> **PROVIDED PASSAGE**:
Am I his type? Is this going to work out for me? Is he going to brush me aside? I don't. I think that type, if we're talking about that, once you've got your foot in the door, so many other things become more important than any sort of like quote unquote type.
Mm hmm. Okay, that's good to know. Can you just tell us as a guy, what was your experience like on dating apps? not great. and I, I had tried to, you know, the, the also I'll mention dating apps have changed a lot from when I was on the market.
But my experience was, like I said, I went on a lot of really bad first dates. There was a lot of people that I was like, oh, she's beautiful. Her profile's funny. There were things that were attractive. And I would write a message that I thought was thoughtful and evocative.
Nothing. Never hear back. Most of the people I would write would hear nothing back.
And sometimes you'd be talking to somebody and then they just disappear, know, the whole ghosting thing. And it's literally like, what did I, you know, I don't know what I said or did. They just are gone. I did make a few connections. I had a girlfriend for a little while that I met on the dating apps and made a couple other friendships.
So it wasn't all doom and gloom and Michelle and I met, right? And that's like the ultimate payoff in the end. there was a lot of sending out, casting Annette into the void and not getting anything for it. But I also didn't have a dating coach.

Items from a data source
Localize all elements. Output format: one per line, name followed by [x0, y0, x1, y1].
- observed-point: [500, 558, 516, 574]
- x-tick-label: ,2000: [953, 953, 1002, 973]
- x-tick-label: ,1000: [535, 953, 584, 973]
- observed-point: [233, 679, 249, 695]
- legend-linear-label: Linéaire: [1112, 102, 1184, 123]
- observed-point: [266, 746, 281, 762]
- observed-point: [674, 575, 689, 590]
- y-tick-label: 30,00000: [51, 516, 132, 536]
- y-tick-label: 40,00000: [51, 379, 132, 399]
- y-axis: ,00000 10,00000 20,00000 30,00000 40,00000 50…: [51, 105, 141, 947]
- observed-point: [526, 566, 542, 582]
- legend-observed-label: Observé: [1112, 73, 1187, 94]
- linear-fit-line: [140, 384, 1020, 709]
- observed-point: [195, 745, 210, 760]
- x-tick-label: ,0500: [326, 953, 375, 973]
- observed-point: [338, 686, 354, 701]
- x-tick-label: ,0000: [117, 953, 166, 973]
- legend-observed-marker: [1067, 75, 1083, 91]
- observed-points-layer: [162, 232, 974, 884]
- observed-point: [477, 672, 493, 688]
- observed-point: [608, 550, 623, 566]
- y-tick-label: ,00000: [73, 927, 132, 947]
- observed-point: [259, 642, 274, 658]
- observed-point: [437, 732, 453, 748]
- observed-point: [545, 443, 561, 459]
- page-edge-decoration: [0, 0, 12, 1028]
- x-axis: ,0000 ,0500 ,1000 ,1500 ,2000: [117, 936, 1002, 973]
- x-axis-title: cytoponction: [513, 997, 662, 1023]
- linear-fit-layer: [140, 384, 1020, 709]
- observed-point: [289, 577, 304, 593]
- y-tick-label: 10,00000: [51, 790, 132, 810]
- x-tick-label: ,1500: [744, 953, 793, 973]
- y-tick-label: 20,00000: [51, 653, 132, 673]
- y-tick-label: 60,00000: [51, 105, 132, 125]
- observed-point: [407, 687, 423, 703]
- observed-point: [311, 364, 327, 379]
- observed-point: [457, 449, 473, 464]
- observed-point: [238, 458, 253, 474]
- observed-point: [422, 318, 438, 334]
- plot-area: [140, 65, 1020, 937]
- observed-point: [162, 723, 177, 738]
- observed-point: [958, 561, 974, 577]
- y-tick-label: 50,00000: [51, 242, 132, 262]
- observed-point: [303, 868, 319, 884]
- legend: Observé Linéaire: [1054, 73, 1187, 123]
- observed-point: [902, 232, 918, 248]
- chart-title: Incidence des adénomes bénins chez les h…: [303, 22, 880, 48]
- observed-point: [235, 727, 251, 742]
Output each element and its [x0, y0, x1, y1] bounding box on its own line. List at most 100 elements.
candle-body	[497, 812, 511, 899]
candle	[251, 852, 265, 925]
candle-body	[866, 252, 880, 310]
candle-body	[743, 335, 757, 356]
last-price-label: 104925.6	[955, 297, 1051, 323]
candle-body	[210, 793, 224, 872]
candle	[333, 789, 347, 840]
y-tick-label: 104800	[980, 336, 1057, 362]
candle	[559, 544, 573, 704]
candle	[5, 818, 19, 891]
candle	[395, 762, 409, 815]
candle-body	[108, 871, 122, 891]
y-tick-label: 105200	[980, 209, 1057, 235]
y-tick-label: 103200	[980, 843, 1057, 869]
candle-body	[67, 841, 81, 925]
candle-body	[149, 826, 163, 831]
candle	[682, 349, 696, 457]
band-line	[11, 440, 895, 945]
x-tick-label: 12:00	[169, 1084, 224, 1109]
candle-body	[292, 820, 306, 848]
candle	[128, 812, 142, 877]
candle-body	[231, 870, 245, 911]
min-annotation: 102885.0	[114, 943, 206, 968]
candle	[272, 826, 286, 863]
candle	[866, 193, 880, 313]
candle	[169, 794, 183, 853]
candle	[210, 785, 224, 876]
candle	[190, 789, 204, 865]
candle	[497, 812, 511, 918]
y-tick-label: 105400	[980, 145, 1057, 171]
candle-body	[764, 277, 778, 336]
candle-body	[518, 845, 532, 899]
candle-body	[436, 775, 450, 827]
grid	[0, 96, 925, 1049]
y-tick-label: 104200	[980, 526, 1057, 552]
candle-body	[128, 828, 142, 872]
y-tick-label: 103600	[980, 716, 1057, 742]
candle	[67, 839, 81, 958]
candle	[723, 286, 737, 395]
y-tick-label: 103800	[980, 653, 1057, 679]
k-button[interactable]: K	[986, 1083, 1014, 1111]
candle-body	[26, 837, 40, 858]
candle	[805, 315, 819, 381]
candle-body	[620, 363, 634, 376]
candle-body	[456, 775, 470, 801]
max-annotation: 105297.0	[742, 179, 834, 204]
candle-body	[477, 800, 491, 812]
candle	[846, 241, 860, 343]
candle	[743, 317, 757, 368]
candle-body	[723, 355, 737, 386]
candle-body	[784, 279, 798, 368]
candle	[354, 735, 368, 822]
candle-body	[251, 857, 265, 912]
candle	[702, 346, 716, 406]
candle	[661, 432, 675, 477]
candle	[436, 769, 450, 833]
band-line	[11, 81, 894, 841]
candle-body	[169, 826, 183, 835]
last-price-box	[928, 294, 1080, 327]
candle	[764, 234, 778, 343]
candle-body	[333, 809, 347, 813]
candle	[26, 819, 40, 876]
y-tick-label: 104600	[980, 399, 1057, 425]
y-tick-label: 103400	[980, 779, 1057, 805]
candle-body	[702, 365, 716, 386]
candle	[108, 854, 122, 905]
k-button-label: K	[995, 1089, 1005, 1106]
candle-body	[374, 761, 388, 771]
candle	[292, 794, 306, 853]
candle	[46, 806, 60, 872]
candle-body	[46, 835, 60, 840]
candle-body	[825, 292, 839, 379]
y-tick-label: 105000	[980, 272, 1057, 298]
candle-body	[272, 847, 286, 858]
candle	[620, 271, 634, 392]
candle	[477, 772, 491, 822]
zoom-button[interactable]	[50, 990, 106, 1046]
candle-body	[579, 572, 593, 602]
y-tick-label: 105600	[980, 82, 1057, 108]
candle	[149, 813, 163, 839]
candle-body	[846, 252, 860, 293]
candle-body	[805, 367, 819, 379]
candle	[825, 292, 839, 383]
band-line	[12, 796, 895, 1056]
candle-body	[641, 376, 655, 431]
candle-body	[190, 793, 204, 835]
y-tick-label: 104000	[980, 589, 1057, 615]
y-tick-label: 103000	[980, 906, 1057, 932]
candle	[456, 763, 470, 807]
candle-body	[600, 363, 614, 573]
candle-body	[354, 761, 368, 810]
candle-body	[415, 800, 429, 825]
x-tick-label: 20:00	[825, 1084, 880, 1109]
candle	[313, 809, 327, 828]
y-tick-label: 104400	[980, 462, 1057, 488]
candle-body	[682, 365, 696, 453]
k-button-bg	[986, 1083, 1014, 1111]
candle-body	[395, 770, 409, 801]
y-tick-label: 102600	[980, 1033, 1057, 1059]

> **TASK SET**:
- a) In the passage on dating apps, list every question asked before the words "I don't."
- b) Please carry the passage on dating apps forward, starting right after its final sentence.

> **WRITTEN RESPONSES**:
- a)
- Am I his type?
- Is this going to work out for me?
- Is he going to brush me aside?

- b)
You still have our original dating profiles framed in the kitchen. mean, you reading mine, you have recommendations for like, this could have been a lot improved.
I saw the profile and I was attracted to it. recently got hired from a dating app as a dating expert and I'm looking at current profiles today and I'm looking at them through the eyes of my clients.
And some of the profiles have very big plugs for their faith. Like they describe their faith as being the most important thing to them. They're looking for a woman of faith. And that's really present and predominant in their profiles. Also, a lot of them nowadays are starting, I'm starting to see a lot of professional photos. Like,
beautiful lighting, know, really excellent, high res visuals in the profile. And it's just really impactful. And I think that any guys listening today, like, I would do those two things for sure. If you want to make your profile say now if you want if you want to decrease your time on the apps.
Let's talk about what you thought.
when you saw my profile,
I don't remember every detail, but I was on a camping trip. And you had messaged me. And I looked and the first thing I saw was that you were in Michigan. so you were in Oregon. Yeah. And I'm in Oregon. You're in Michigan. Like I said, half a continent away, half a country away.
And had tried doing distance a couple of times before, and it's really just in general frustrating and unfulfilling. so that was like, you know, I had, when you set your range for like person you're looking for, you can set like how many miles away or whatever. And I had recently really ratcheted mine down to just.
nearby. So I was thinking, OK, this isn't going to go anywhere. you didn't just have OK pictures. You had really good pictures. And your profile was smart. was smart and funny. It was definitely not the run of the mill. I like this, I like this, I like this, like this. I'm looking for this, this, this, and this.
You had a narrative in there and you mentioned a couple specific interests that like you said you like board games which
were indicative of the kind of person that you were, right? And like they were like hooks that I could latch onto and relate to and like, okay, maybe we would have something to talk about then.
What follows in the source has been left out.